--- BEGIN EXTRACTED RECORDS ---
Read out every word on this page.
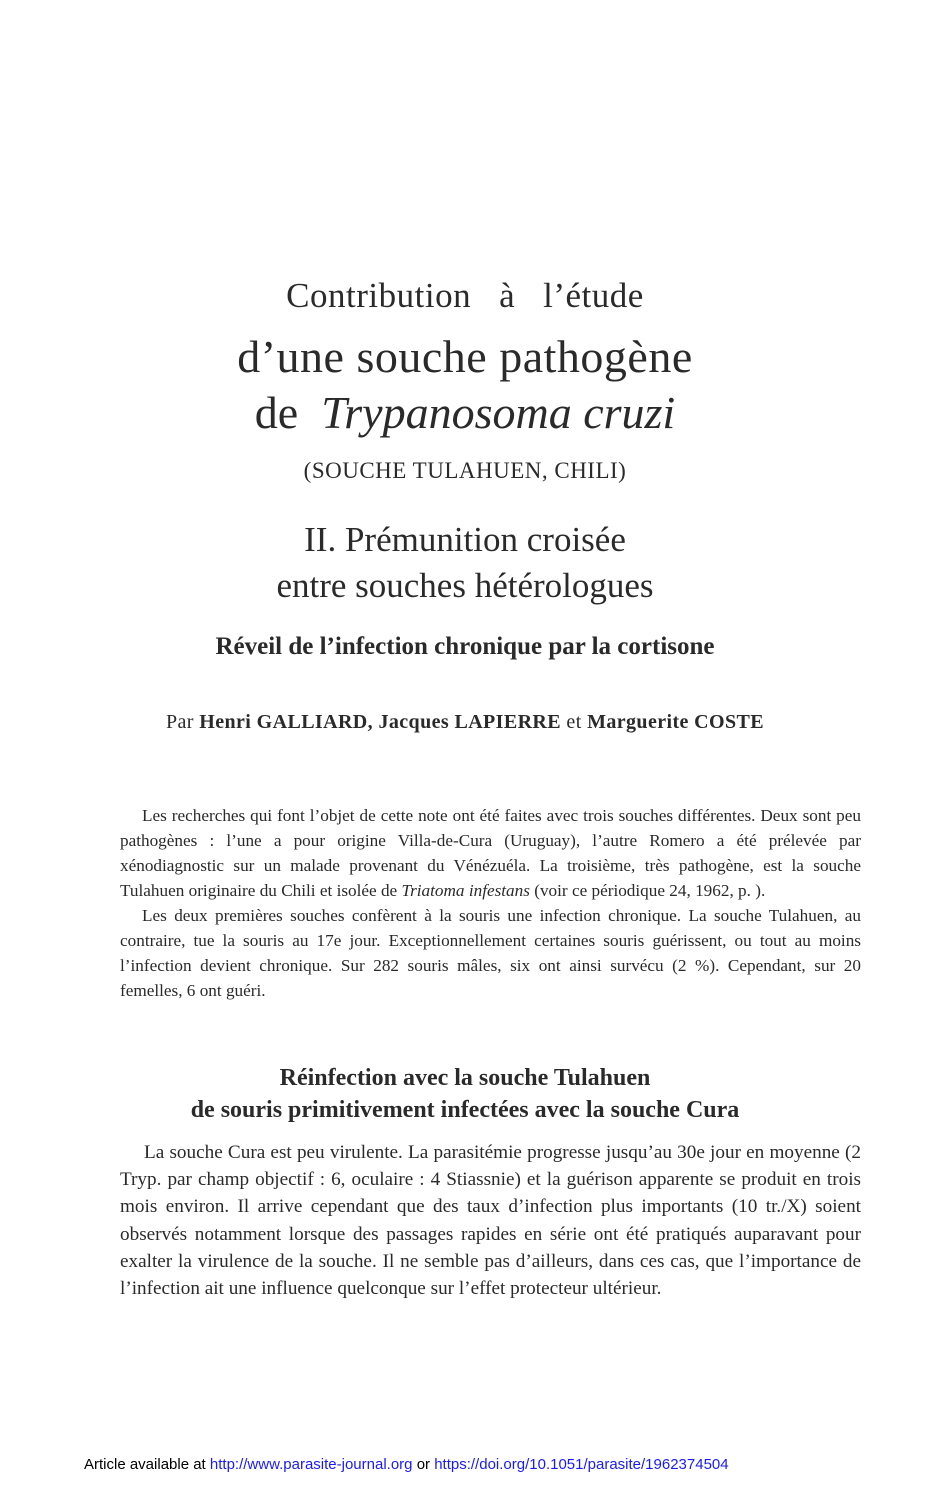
Contribution à l’étude
d’une souche pathogène
de Trypanosoma cruzi
(SOUCHE TULAHUEN, CHILI)
II. Prémunition croisée
entre souches hétérologues
Réveil de l’infection chronique par la cortisone
Par Henri GALLIARD, Jacques LAPIERRE et Marguerite COSTE

Les recherches qui font l’objet de cette note ont été faites avec trois souches différentes. Deux sont peu pathogènes : l’une a pour origine Villa-de-Cura (Uruguay), l’autre Romero a été prélevée par xénodiagnostic sur un malade provenant du Vénézuéla. La troisième, très pathogène, est la souche Tulahuen originaire du Chili et isolée de Triatoma infestans (voir ce périodique 24, 1962, p. ).

Les deux premières souches confèrent à la souris une infection chronique. La souche Tulahuen, au contraire, tue la souris au 17e jour. Exceptionnellement certaines souris guérissent, ou tout au moins l’infection devient chronique. Sur 282 souris mâles, six ont ainsi survécu (2 %). Cependant, sur 20 femelles, 6 ont guéri.

Réinfection avec la souche Tulahuen
de souris primitivement infectées avec la souche Cura

La souche Cura est peu virulente. La parasitémie progresse jusqu’au 30e jour en moyenne (2 Tryp. par champ objectif : 6, oculaire : 4 Stiassnie) et la guérison apparente se produit en trois mois environ. Il arrive cependant que des taux d’infection plus importants (10 tr./X) soient observés notamment lorsque des passages rapides en série ont été pratiqués auparavant pour exalter la virulence de la souche. Il ne semble pas d’ailleurs, dans ces cas, que l’importance de l’infection ait une influence quelconque sur l’effet protecteur ultérieur.

Article available at http://www.parasite-journal.org or https://doi.org/10.1051/parasite/1962374504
--- END EXTRACTED RECORDS ---
WHAT IS NEEDED: Using the records above, copy each line that contains "chronique".

SOLVED EXERCISE:
Réveil de l’infection chronique par la cortisone
Les deux premières souches confèrent à la souris une infection chronique. La souche Tulahuen, au contraire, tue la souris au 17e jour. Exceptionnellement certaines souris guérissent, ou tout au moins l’infection devient chronique. Sur 282 souris mâles, six ont ainsi survécu (2 %). Cependant, sur 20 femelles, 6 ont guéri.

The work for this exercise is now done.